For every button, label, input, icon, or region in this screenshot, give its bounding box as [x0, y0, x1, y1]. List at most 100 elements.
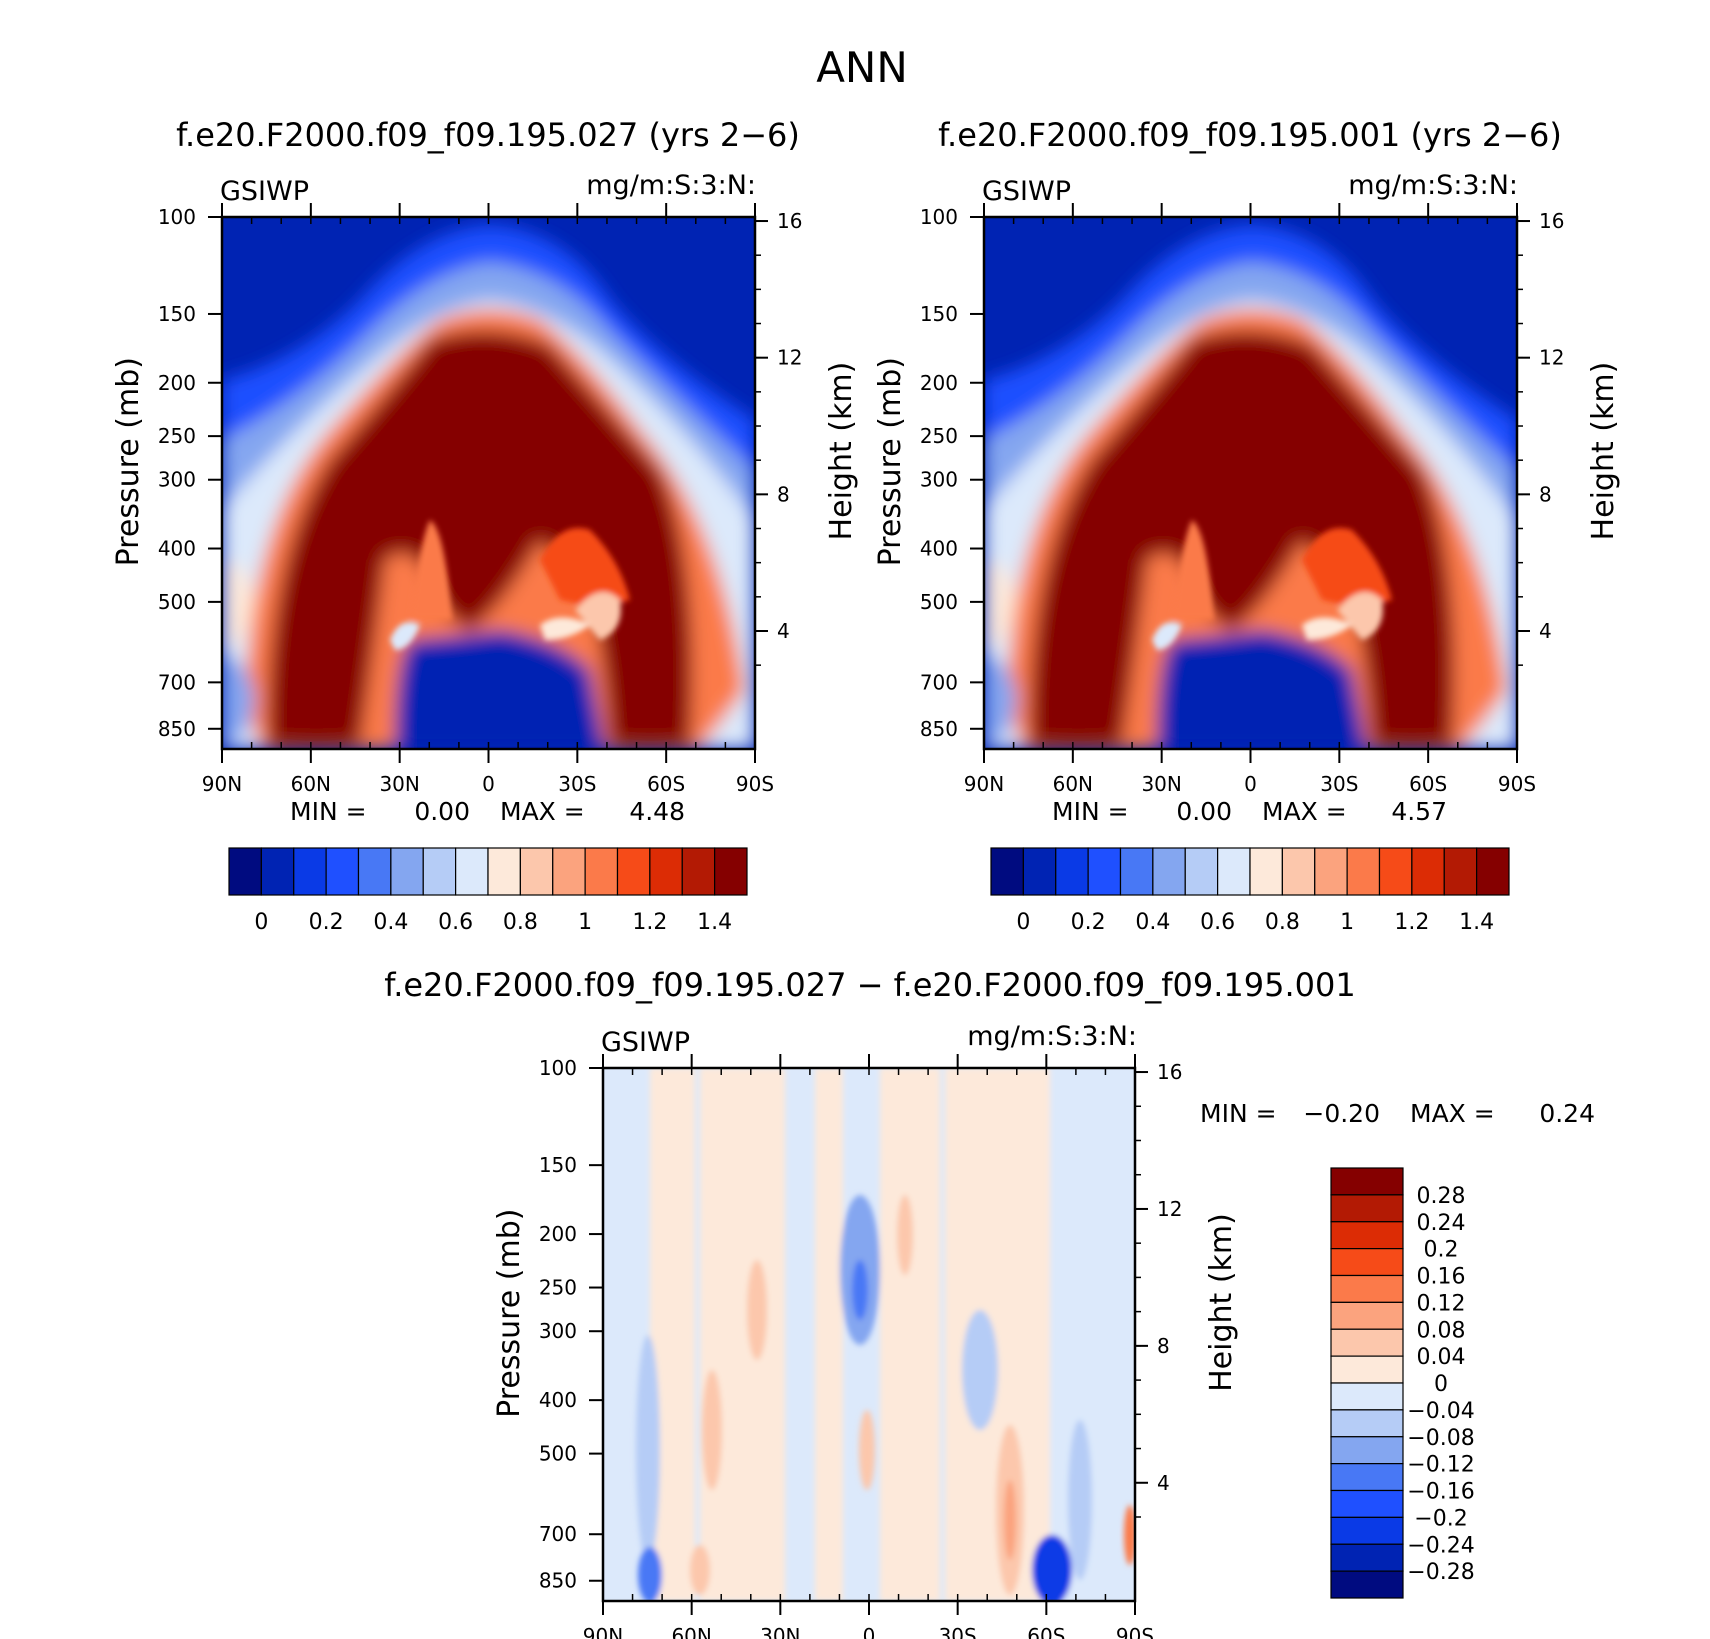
y-axis-label: Pressure (mb): [111, 357, 146, 566]
colorbar-tick-label: 0: [1434, 1372, 1448, 1397]
colorbar-swatch: [1330, 1463, 1404, 1492]
y-tick-label: 700: [539, 1522, 577, 1546]
variable-label: GSIWP: [601, 1027, 690, 1058]
y-tick-label: 100: [920, 205, 958, 229]
y-right-tick-label: 12: [1539, 346, 1564, 370]
units-label: mg/m:S:3:N:: [586, 170, 756, 201]
x-tick-label: 30S: [939, 1624, 977, 1639]
x-tick-label: 60N: [1053, 772, 1093, 796]
y-right-tick-label: 8: [777, 482, 790, 506]
field-band-positive: [880, 1068, 940, 1601]
y-right-axis-label: Height (km): [824, 362, 859, 541]
x-tick-label: 90N: [583, 1624, 623, 1639]
field-detail-red-band: [1172, 520, 1214, 620]
field-blob-negative: [1068, 1420, 1092, 1580]
field-detail-light-band: [1152, 622, 1182, 650]
colorbar-swatch: [1330, 1489, 1404, 1518]
x-tick-label: 90S: [1116, 1624, 1154, 1639]
colorbar-swatch: [1378, 847, 1413, 896]
axes-layer: 90N 60N 30N 0 30S 60S 90S100150200250300400500…: [111, 203, 1621, 1639]
y-tick-label: 500: [920, 590, 958, 614]
colorbar-swatch: [1152, 847, 1186, 896]
colorbar-swatch: [681, 847, 716, 896]
field-detail-pale-band: [1337, 592, 1383, 640]
colorbar-1: 0 0.2 0.4 0.6 0.8 1 1.2 1.4: [228, 847, 748, 935]
y-right-tick-label: 16: [1157, 1060, 1182, 1084]
field-detail-light-band: [390, 622, 420, 650]
colorbar-swatch: [1022, 847, 1057, 896]
y-tick-label: 150: [539, 1153, 577, 1177]
field-shape-left-pale: [984, 560, 1017, 650]
field-shape-lower-blue: [1157, 630, 1367, 749]
x-tick-label: 90N: [202, 772, 242, 796]
min-value: 0.00: [414, 797, 470, 826]
colorbar-swatch: [1330, 1248, 1404, 1277]
colorbar-swatch: [1330, 1382, 1404, 1411]
colorbar-tick-label: −0.04: [1407, 1399, 1474, 1424]
panel-top-right: f.e20.F2000.f09_f09.195.001 (yrs 2−6) GS…: [938, 116, 1562, 749]
colorbar-swatch: [422, 847, 457, 896]
colorbar-swatch: [1330, 1516, 1404, 1545]
max-value: 0.24: [1539, 1099, 1595, 1128]
min-label: MIN =: [1200, 1099, 1277, 1128]
panel-title: f.e20.F2000.f09_f09.195.027 − f.e20.F200…: [384, 966, 1356, 1004]
y-tick-label: 850: [158, 717, 196, 741]
colorbar-swatch: [1281, 847, 1316, 896]
plot-area: [222, 217, 755, 749]
colorbar-tick-label: 1: [1340, 910, 1354, 935]
field-detail-pale-band: [540, 617, 590, 640]
y-right-tick-label: 4: [1539, 619, 1552, 643]
colorbar-tick-label: 0.4: [373, 910, 408, 935]
field-detail: [1152, 520, 1392, 650]
colorbar-swatch: [228, 847, 262, 896]
colorbar-tick-label: −0.2: [1414, 1506, 1467, 1531]
colorbar-tick-label: 0.2: [309, 910, 344, 935]
colorbar-swatch: [1249, 847, 1283, 896]
field-blob-positive: [859, 1410, 875, 1490]
units-label: mg/m:S:3:N:: [1348, 170, 1518, 201]
colorbar-swatch: [1330, 1355, 1404, 1384]
colorbar-swatch: [1217, 847, 1251, 896]
colorbar-tick-label: 0.4: [1135, 910, 1170, 935]
y-tick-label: 100: [158, 205, 196, 229]
colorbar-tick-label: 0.2: [1424, 1238, 1459, 1263]
y-tick-label: 400: [539, 1388, 577, 1412]
colorbar-2: 0 0.2 0.4 0.6 0.8 1 1.2 1.4: [990, 847, 1510, 935]
colorbar-tick-label: 0.8: [1265, 910, 1300, 935]
colorbar-swatch: [260, 847, 295, 896]
colorbar-swatch: [1330, 1328, 1404, 1357]
max-label: MAX =: [1410, 1099, 1495, 1128]
max-value: 4.57: [1391, 797, 1447, 826]
x-tick-label: 30S: [1320, 772, 1358, 796]
colorbar-swatch: [1330, 1570, 1404, 1599]
x-tick-label: 30N: [379, 772, 419, 796]
x-tick-label: 0: [863, 1624, 876, 1639]
colorbar-swatch: [714, 847, 748, 896]
x-tick-label: 60S: [1027, 1624, 1065, 1639]
y-tick-label: 200: [158, 371, 196, 395]
units-label: mg/m:S:3:N:: [967, 1021, 1137, 1052]
colorbar-swatch: [1330, 1274, 1404, 1303]
y-tick-label: 250: [158, 424, 196, 448]
colorbar-tick-label: 1.2: [632, 910, 667, 935]
field-detail: [390, 520, 630, 650]
field-blob-positive: [690, 1545, 710, 1595]
colorbar-tick-label: 0: [254, 910, 268, 935]
y-right-tick-label: 12: [1157, 1197, 1182, 1221]
x-tick-label: 60S: [647, 772, 685, 796]
colorbar-swatch: [357, 847, 392, 896]
colorbar-swatch: [293, 847, 327, 896]
y-right-axis-label: Height (km): [1586, 362, 1621, 541]
y-right-tick-label: 16: [1539, 209, 1564, 233]
colorbar-swatch: [1346, 847, 1381, 896]
colorbar-tick-label: 0.24: [1417, 1211, 1466, 1236]
y-tick-label: 850: [920, 717, 958, 741]
colorbar-swatch: [1411, 847, 1445, 896]
field-blob-negative: [638, 1547, 662, 1601]
min-max-2: MIN = 0.00 MAX = 4.57: [1052, 797, 1447, 826]
y-right-tick-label: 8: [1157, 1334, 1170, 1358]
field-shape-left-pale: [222, 560, 255, 650]
colorbar-swatch: [1330, 1543, 1404, 1572]
min-max-1: MIN = 0.00 MAX = 4.48: [290, 797, 685, 826]
x-tick-label: 60S: [1409, 772, 1447, 796]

* [Problem to work on]:
Could you rewrite all the entries above with "legend-swatch" in place of every "colorbar-swatch", leaving the rest untouched and omitting the pictures?

* [Correct output]:
For every button, label, input, icon, or region in this screenshot, give its bounding box as [x0, y0, x1, y1]. List at most 100 elements.
y-axis-label: Pressure (mb): [111, 357, 146, 566]
colorbar-tick-label: 0: [1434, 1372, 1448, 1397]
legend-swatch: [1330, 1463, 1404, 1492]
y-tick-label: 700: [539, 1522, 577, 1546]
variable-label: GSIWP: [601, 1027, 690, 1058]
y-tick-label: 100: [920, 205, 958, 229]
y-right-tick-label: 12: [1539, 346, 1564, 370]
units-label: mg/m:S:3:N:: [586, 170, 756, 201]
x-tick-label: 30S: [939, 1624, 977, 1639]
x-tick-label: 60N: [1053, 772, 1093, 796]
y-right-tick-label: 8: [777, 482, 790, 506]
field-band-positive: [880, 1068, 940, 1601]
y-right-axis-label: Height (km): [824, 362, 859, 541]
x-tick-label: 90N: [583, 1624, 623, 1639]
field-detail-red-band: [1172, 520, 1214, 620]
field-blob-negative: [1068, 1420, 1092, 1580]
field-detail-light-band: [1152, 622, 1182, 650]
legend-swatch: [1330, 1489, 1404, 1518]
x-tick-label: 90S: [1116, 1624, 1154, 1639]
legend-swatch: [1378, 847, 1413, 896]
axes-layer: 90N 60N 30N 0 30S 60S 90S100150200250300400500…: [111, 203, 1621, 1639]
y-tick-label: 500: [920, 590, 958, 614]
legend-swatch: [1152, 847, 1186, 896]
legend-swatch: [681, 847, 716, 896]
field-detail-pale-band: [1337, 592, 1383, 640]
colorbar-1: 0 0.2 0.4 0.6 0.8 1 1.2 1.4: [228, 847, 748, 935]
y-right-tick-label: 16: [1157, 1060, 1182, 1084]
field-detail-light-band: [390, 622, 420, 650]
legend-swatch: [1022, 847, 1057, 896]
y-tick-label: 150: [539, 1153, 577, 1177]
field-shape-left-pale: [984, 560, 1017, 650]
field-shape-lower-blue: [1157, 630, 1367, 749]
x-tick-label: 90N: [202, 772, 242, 796]
min-value: 0.00: [414, 797, 470, 826]
legend-swatch: [1330, 1248, 1404, 1277]
legend-swatch: [1330, 1382, 1404, 1411]
colorbar-tick-label: −0.04: [1407, 1399, 1474, 1424]
panel-top-right: f.e20.F2000.f09_f09.195.001 (yrs 2−6) GS…: [938, 116, 1562, 749]
legend-swatch: [422, 847, 457, 896]
legend-swatch: [1330, 1516, 1404, 1545]
max-value: 0.24: [1539, 1099, 1595, 1128]
min-label: MIN =: [1200, 1099, 1277, 1128]
panel-title: f.e20.F2000.f09_f09.195.027 − f.e20.F200…: [384, 966, 1356, 1004]
y-tick-label: 850: [158, 717, 196, 741]
legend-swatch: [1281, 847, 1316, 896]
plot-area: [222, 217, 755, 749]
colorbar-tick-label: 1: [1340, 910, 1354, 935]
field-detail-pale-band: [540, 617, 590, 640]
y-right-tick-label: 4: [1539, 619, 1552, 643]
colorbar-tick-label: 0.4: [373, 910, 408, 935]
field-detail: [1152, 520, 1392, 650]
legend-swatch: [228, 847, 262, 896]
colorbar-tick-label: −0.2: [1414, 1506, 1467, 1531]
colorbar-tick-label: 0.2: [309, 910, 344, 935]
legend-swatch: [1249, 847, 1283, 896]
field-blob-positive: [859, 1410, 875, 1490]
units-label: mg/m:S:3:N:: [1348, 170, 1518, 201]
legend-swatch: [1330, 1355, 1404, 1384]
legend-swatch: [1217, 847, 1251, 896]
colorbar-tick-label: 0.4: [1135, 910, 1170, 935]
y-tick-label: 100: [158, 205, 196, 229]
colorbar-tick-label: 0.2: [1424, 1238, 1459, 1263]
y-tick-label: 400: [539, 1388, 577, 1412]
colorbar-2: 0 0.2 0.4 0.6 0.8 1 1.2 1.4: [990, 847, 1510, 935]
colorbar-tick-label: 0.8: [1265, 910, 1300, 935]
legend-swatch: [260, 847, 295, 896]
legend-swatch: [1330, 1328, 1404, 1357]
max-label: MAX =: [1410, 1099, 1495, 1128]
max-value: 4.57: [1391, 797, 1447, 826]
x-tick-label: 30S: [1320, 772, 1358, 796]
legend-swatch: [1330, 1570, 1404, 1599]
x-tick-label: 30N: [379, 772, 419, 796]
x-tick-label: 0: [863, 1624, 876, 1639]
legend-swatch: [714, 847, 748, 896]
x-tick-label: 60S: [1027, 1624, 1065, 1639]
y-tick-label: 200: [158, 371, 196, 395]
units-label: mg/m:S:3:N:: [967, 1021, 1137, 1052]
legend-swatch: [1330, 1274, 1404, 1303]
y-tick-label: 250: [158, 424, 196, 448]
colorbar-tick-label: 1.2: [632, 910, 667, 935]
field-detail: [390, 520, 630, 650]
field-blob-positive: [690, 1545, 710, 1595]
colorbar-tick-label: 0: [254, 910, 268, 935]
y-right-tick-label: 12: [1157, 1197, 1182, 1221]
x-tick-label: 60S: [647, 772, 685, 796]
legend-swatch: [357, 847, 392, 896]
legend-swatch: [293, 847, 327, 896]
y-right-axis-label: Height (km): [1586, 362, 1621, 541]
y-right-tick-label: 16: [1539, 209, 1564, 233]
legend-swatch: [1346, 847, 1381, 896]
colorbar-tick-label: 0.24: [1417, 1211, 1466, 1236]
y-tick-label: 850: [920, 717, 958, 741]
legend-swatch: [1411, 847, 1445, 896]
field-blob-negative: [638, 1547, 662, 1601]
min-max-2: MIN = 0.00 MAX = 4.57: [1052, 797, 1447, 826]
y-right-tick-label: 8: [1157, 1334, 1170, 1358]
field-shape-left-pale: [222, 560, 255, 650]
legend-swatch: [1330, 1543, 1404, 1572]
min-max-1: MIN = 0.00 MAX = 4.48: [290, 797, 685, 826]
x-tick-label: 60S: [1409, 772, 1447, 796]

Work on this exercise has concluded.